[start]
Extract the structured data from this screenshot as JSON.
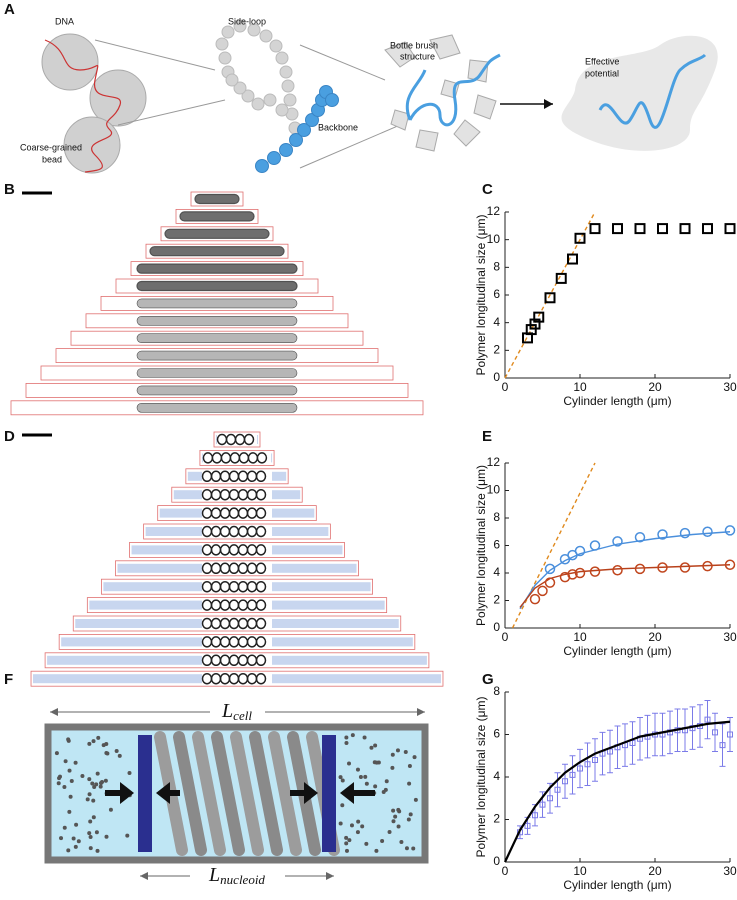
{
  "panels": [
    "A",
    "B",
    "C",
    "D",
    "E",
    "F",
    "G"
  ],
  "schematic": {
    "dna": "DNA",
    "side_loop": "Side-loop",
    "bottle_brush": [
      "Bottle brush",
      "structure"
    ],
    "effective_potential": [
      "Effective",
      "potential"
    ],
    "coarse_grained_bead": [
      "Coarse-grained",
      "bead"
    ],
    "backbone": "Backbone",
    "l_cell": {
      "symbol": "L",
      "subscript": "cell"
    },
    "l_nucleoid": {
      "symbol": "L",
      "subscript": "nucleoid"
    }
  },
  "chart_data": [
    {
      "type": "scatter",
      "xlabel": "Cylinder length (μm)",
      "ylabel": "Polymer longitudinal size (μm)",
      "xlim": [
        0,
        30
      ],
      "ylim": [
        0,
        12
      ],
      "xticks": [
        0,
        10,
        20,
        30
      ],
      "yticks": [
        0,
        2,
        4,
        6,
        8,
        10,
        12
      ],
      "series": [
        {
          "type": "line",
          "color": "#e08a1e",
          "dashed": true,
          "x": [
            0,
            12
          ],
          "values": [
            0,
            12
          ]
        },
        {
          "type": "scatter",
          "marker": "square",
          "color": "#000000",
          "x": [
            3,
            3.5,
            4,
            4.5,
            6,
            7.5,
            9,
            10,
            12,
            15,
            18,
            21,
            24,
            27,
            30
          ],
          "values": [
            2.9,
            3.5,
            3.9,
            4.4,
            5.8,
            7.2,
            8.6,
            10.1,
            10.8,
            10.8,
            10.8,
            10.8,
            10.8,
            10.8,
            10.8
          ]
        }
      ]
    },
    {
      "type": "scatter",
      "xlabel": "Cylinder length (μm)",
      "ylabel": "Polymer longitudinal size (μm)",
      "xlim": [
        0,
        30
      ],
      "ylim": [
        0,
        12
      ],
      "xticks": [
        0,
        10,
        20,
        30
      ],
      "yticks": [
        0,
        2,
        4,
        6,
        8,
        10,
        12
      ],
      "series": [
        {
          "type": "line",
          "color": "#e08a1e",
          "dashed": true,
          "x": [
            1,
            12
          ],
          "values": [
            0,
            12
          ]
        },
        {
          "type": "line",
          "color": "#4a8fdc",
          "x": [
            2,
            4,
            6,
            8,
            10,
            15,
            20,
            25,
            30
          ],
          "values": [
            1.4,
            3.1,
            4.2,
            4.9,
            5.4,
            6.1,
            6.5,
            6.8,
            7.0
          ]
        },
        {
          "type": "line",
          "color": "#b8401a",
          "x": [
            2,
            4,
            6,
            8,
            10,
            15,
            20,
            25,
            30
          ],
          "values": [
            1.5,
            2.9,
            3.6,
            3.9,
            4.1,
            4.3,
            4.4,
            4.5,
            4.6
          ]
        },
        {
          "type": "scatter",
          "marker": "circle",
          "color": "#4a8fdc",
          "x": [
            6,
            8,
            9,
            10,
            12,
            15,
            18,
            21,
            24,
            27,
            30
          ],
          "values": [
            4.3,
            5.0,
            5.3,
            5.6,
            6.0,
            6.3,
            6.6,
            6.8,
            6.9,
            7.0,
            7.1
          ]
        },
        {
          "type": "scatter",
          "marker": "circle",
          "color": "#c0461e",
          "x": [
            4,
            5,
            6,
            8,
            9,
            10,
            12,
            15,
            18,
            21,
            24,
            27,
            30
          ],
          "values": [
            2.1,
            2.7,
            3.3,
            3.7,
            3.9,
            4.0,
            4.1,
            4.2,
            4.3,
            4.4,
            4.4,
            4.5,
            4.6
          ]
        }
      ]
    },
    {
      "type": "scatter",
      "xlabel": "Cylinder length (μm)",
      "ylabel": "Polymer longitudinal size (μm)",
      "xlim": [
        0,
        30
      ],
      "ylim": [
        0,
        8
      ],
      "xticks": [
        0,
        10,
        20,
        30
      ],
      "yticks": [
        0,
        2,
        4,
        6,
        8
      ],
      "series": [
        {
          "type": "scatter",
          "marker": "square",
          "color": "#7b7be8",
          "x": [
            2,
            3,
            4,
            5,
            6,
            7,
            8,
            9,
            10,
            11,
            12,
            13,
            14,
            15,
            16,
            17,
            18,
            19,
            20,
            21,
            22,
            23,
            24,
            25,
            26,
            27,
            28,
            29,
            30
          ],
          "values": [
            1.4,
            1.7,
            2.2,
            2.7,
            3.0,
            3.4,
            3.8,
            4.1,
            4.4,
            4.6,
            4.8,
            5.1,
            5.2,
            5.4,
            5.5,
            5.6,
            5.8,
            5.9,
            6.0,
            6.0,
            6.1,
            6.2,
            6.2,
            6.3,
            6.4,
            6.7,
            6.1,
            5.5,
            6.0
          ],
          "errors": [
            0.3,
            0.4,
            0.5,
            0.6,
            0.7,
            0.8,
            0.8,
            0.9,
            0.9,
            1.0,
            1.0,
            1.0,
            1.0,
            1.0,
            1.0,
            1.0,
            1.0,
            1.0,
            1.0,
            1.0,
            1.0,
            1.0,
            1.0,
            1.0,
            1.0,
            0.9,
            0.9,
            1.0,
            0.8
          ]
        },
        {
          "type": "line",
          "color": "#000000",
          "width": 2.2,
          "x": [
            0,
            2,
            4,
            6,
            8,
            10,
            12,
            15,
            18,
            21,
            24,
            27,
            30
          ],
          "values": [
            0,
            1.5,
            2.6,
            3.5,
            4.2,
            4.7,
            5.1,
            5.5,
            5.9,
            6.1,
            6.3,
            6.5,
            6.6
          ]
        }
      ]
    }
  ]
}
[end]
→ Description of the task
Each record above must be returned exactly as written, with its pictures omitted.

→ Expected output
Extract the structured data from this screenshot as JSON.
{
  "panels": [
    "A",
    "B",
    "C",
    "D",
    "E",
    "F",
    "G"
  ],
  "schematic": {
    "dna": "DNA",
    "side_loop": "Side-loop",
    "bottle_brush": [
      "Bottle brush",
      "structure"
    ],
    "effective_potential": [
      "Effective",
      "potential"
    ],
    "coarse_grained_bead": [
      "Coarse-grained",
      "bead"
    ],
    "backbone": "Backbone",
    "l_cell": {
      "symbol": "L",
      "subscript": "cell"
    },
    "l_nucleoid": {
      "symbol": "L",
      "subscript": "nucleoid"
    }
  },
  "chart_data": [
    {
      "type": "scatter",
      "xlabel": "Cylinder length (μm)",
      "ylabel": "Polymer longitudinal size (μm)",
      "xlim": [
        0,
        30
      ],
      "ylim": [
        0,
        12
      ],
      "xticks": [
        0,
        10,
        20,
        30
      ],
      "yticks": [
        0,
        2,
        4,
        6,
        8,
        10,
        12
      ],
      "series": [
        {
          "type": "line",
          "color": "#e08a1e",
          "dashed": true,
          "x": [
            0,
            12
          ],
          "values": [
            0,
            12
          ]
        },
        {
          "type": "scatter",
          "marker": "square",
          "color": "#000000",
          "x": [
            3,
            3.5,
            4,
            4.5,
            6,
            7.5,
            9,
            10,
            12,
            15,
            18,
            21,
            24,
            27,
            30
          ],
          "values": [
            2.9,
            3.5,
            3.9,
            4.4,
            5.8,
            7.2,
            8.6,
            10.1,
            10.8,
            10.8,
            10.8,
            10.8,
            10.8,
            10.8,
            10.8
          ]
        }
      ]
    },
    {
      "type": "scatter",
      "xlabel": "Cylinder length (μm)",
      "ylabel": "Polymer longitudinal size (μm)",
      "xlim": [
        0,
        30
      ],
      "ylim": [
        0,
        12
      ],
      "xticks": [
        0,
        10,
        20,
        30
      ],
      "yticks": [
        0,
        2,
        4,
        6,
        8,
        10,
        12
      ],
      "series": [
        {
          "type": "line",
          "color": "#e08a1e",
          "dashed": true,
          "x": [
            1,
            12
          ],
          "values": [
            0,
            12
          ]
        },
        {
          "type": "line",
          "color": "#4a8fdc",
          "x": [
            2,
            4,
            6,
            8,
            10,
            15,
            20,
            25,
            30
          ],
          "values": [
            1.4,
            3.1,
            4.2,
            4.9,
            5.4,
            6.1,
            6.5,
            6.8,
            7.0
          ]
        },
        {
          "type": "line",
          "color": "#b8401a",
          "x": [
            2,
            4,
            6,
            8,
            10,
            15,
            20,
            25,
            30
          ],
          "values": [
            1.5,
            2.9,
            3.6,
            3.9,
            4.1,
            4.3,
            4.4,
            4.5,
            4.6
          ]
        },
        {
          "type": "scatter",
          "marker": "circle",
          "color": "#4a8fdc",
          "x": [
            6,
            8,
            9,
            10,
            12,
            15,
            18,
            21,
            24,
            27,
            30
          ],
          "values": [
            4.3,
            5.0,
            5.3,
            5.6,
            6.0,
            6.3,
            6.6,
            6.8,
            6.9,
            7.0,
            7.1
          ]
        },
        {
          "type": "scatter",
          "marker": "circle",
          "color": "#c0461e",
          "x": [
            4,
            5,
            6,
            8,
            9,
            10,
            12,
            15,
            18,
            21,
            24,
            27,
            30
          ],
          "values": [
            2.1,
            2.7,
            3.3,
            3.7,
            3.9,
            4.0,
            4.1,
            4.2,
            4.3,
            4.4,
            4.4,
            4.5,
            4.6
          ]
        }
      ]
    },
    {
      "type": "scatter",
      "xlabel": "Cylinder length (μm)",
      "ylabel": "Polymer longitudinal size (μm)",
      "xlim": [
        0,
        30
      ],
      "ylim": [
        0,
        8
      ],
      "xticks": [
        0,
        10,
        20,
        30
      ],
      "yticks": [
        0,
        2,
        4,
        6,
        8
      ],
      "series": [
        {
          "type": "scatter",
          "marker": "square",
          "color": "#7b7be8",
          "x": [
            2,
            3,
            4,
            5,
            6,
            7,
            8,
            9,
            10,
            11,
            12,
            13,
            14,
            15,
            16,
            17,
            18,
            19,
            20,
            21,
            22,
            23,
            24,
            25,
            26,
            27,
            28,
            29,
            30
          ],
          "values": [
            1.4,
            1.7,
            2.2,
            2.7,
            3.0,
            3.4,
            3.8,
            4.1,
            4.4,
            4.6,
            4.8,
            5.1,
            5.2,
            5.4,
            5.5,
            5.6,
            5.8,
            5.9,
            6.0,
            6.0,
            6.1,
            6.2,
            6.2,
            6.3,
            6.4,
            6.7,
            6.1,
            5.5,
            6.0
          ],
          "errors": [
            0.3,
            0.4,
            0.5,
            0.6,
            0.7,
            0.8,
            0.8,
            0.9,
            0.9,
            1.0,
            1.0,
            1.0,
            1.0,
            1.0,
            1.0,
            1.0,
            1.0,
            1.0,
            1.0,
            1.0,
            1.0,
            1.0,
            1.0,
            1.0,
            1.0,
            0.9,
            0.9,
            1.0,
            0.8
          ]
        },
        {
          "type": "line",
          "color": "#000000",
          "width": 2.2,
          "x": [
            0,
            2,
            4,
            6,
            8,
            10,
            12,
            15,
            18,
            21,
            24,
            27,
            30
          ],
          "values": [
            0,
            1.5,
            2.6,
            3.5,
            4.2,
            4.7,
            5.1,
            5.5,
            5.9,
            6.1,
            6.3,
            6.5,
            6.6
          ]
        }
      ]
    }
  ]
}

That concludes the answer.